Goal: Nothing but the line with "Read this page and output its text content." and the lines after it, through the end of the records below, is to be repeated, exactly as it is.

─── Material shown

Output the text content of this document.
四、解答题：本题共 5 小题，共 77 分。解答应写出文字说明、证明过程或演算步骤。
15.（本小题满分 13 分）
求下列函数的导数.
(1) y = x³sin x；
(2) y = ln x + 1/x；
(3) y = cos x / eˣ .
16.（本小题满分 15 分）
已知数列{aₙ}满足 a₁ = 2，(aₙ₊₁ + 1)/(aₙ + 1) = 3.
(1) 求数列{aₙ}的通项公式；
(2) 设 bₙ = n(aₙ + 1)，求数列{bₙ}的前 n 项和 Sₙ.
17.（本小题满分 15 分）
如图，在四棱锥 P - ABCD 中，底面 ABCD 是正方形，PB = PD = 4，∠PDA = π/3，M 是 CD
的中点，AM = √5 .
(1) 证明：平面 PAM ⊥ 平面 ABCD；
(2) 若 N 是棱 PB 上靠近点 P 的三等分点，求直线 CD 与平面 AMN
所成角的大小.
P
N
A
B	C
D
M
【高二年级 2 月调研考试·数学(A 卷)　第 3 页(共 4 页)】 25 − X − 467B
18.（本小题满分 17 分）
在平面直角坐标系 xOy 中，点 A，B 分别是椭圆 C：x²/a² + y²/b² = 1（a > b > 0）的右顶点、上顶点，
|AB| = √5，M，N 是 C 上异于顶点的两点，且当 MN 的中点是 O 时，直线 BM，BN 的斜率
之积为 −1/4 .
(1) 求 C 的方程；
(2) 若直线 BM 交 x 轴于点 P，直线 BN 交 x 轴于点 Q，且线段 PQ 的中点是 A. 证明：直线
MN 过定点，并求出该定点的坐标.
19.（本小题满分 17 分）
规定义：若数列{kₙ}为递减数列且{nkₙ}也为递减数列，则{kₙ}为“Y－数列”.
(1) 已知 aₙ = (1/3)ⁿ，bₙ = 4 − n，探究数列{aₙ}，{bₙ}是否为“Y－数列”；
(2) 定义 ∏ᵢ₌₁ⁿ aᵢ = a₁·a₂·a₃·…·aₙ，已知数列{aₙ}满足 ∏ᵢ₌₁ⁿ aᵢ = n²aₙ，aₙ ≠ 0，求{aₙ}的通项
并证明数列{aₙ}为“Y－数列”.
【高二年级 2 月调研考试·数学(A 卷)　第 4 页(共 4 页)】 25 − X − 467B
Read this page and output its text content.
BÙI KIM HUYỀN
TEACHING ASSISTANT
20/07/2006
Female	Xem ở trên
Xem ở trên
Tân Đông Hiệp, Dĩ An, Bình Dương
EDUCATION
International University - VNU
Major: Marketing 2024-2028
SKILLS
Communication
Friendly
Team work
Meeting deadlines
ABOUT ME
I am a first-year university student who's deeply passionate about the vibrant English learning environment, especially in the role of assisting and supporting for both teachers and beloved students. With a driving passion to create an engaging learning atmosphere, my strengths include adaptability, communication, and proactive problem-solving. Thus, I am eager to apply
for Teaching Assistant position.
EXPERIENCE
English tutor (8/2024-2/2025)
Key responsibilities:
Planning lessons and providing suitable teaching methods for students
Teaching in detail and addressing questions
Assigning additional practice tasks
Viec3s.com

──────

Reply to the task:
Read this page and output its text content.
BÙI KIM HUYỀN
TEACHING ASSISTANT
20/07/2006
Female	Xem ở trên
Xem ở trên
Tân Đông Hiệp, Dĩ An, Bình Dương
EDUCATION
International University - VNU
Major: Marketing 2024-2028
SKILLS
Communication
Friendly
Team work
Meeting deadlines
ABOUT ME
I am a first-year university student who's deeply passionate about the vibrant English learning environment, especially in the role of assisting and supporting for both teachers and beloved students. With a driving passion to create an engaging learning atmosphere, my strengths include adaptability, communication, and proactive problem-solving. Thus, I am eager to apply
for Teaching Assistant position.
EXPERIENCE
English tutor (8/2024-2/2025)
Key responsibilities:
Planning lessons and providing suitable teaching methods for students
Teaching in detail and addressing questions
Assigning additional practice tasks
Viec3s.com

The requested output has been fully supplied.